Work required: For each line in the data below that holds "Smith", return a copy.

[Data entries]
>> BEGIN
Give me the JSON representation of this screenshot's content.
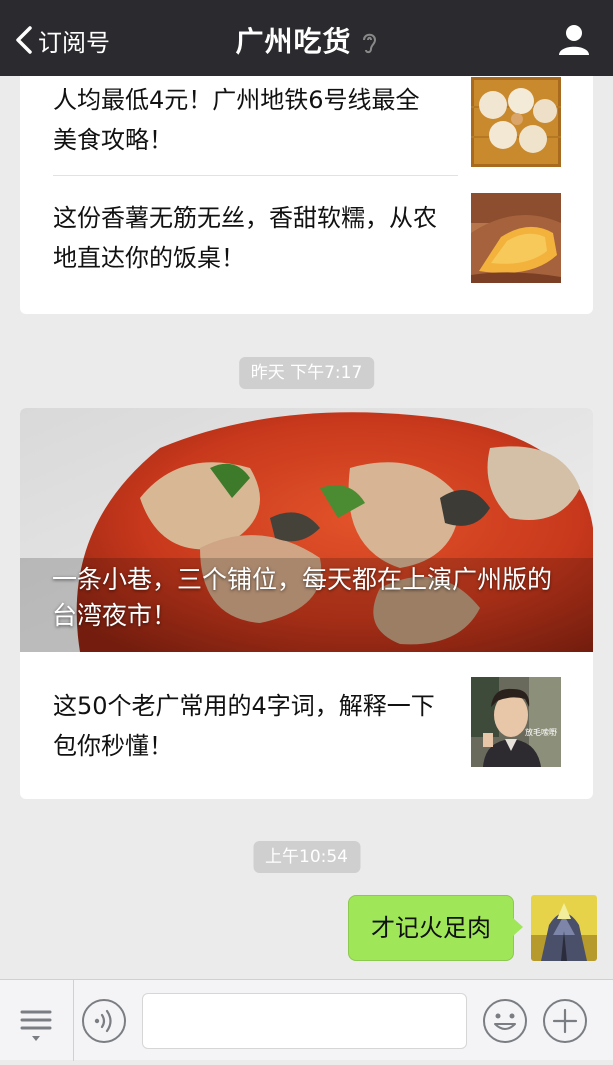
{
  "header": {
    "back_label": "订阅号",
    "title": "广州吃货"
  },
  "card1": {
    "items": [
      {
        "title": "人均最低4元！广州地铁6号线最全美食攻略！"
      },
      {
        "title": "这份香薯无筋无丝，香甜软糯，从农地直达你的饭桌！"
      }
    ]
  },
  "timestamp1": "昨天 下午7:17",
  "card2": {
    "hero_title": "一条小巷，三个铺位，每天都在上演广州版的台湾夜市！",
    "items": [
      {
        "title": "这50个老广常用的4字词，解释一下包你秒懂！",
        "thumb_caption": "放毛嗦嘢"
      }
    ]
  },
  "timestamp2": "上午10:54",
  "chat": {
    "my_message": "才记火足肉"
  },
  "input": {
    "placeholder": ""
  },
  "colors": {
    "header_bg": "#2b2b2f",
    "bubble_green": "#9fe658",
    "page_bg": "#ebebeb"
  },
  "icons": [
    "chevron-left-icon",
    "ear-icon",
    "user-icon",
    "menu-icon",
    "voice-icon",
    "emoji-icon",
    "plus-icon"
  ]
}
>> END
>> BEGIN
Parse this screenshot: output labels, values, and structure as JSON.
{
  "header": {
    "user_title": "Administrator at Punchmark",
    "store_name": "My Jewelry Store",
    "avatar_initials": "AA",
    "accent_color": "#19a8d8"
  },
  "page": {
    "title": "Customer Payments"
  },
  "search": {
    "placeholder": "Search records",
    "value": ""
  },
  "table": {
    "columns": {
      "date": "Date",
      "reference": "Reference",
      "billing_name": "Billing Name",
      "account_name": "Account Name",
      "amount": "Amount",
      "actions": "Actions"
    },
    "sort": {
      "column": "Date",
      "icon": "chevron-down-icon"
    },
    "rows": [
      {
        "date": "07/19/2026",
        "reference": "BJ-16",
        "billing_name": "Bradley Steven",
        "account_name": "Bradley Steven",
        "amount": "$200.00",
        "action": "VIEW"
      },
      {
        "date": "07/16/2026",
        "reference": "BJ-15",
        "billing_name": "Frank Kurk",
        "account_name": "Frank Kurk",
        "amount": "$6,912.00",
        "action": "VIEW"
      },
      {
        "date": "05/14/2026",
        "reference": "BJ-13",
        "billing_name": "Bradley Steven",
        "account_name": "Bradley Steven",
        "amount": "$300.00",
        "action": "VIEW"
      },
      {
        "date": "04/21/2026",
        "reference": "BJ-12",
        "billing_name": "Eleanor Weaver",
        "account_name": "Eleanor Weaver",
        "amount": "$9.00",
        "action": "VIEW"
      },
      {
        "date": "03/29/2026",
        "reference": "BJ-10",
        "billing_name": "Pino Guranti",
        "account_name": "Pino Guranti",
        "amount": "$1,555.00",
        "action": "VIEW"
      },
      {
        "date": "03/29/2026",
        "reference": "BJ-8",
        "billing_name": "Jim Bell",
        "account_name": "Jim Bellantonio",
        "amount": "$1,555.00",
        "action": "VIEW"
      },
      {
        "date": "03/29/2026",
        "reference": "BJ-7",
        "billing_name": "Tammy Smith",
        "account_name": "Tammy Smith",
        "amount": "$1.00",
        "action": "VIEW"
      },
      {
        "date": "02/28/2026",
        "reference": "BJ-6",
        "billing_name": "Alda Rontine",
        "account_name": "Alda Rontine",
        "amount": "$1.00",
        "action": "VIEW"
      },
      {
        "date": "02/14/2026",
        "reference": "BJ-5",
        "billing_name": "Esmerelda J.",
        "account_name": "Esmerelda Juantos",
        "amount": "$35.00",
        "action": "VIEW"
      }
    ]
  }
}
>> END
Full response:
        "billing_name": "Tammy Smith",
        "account_name": "Tammy Smith",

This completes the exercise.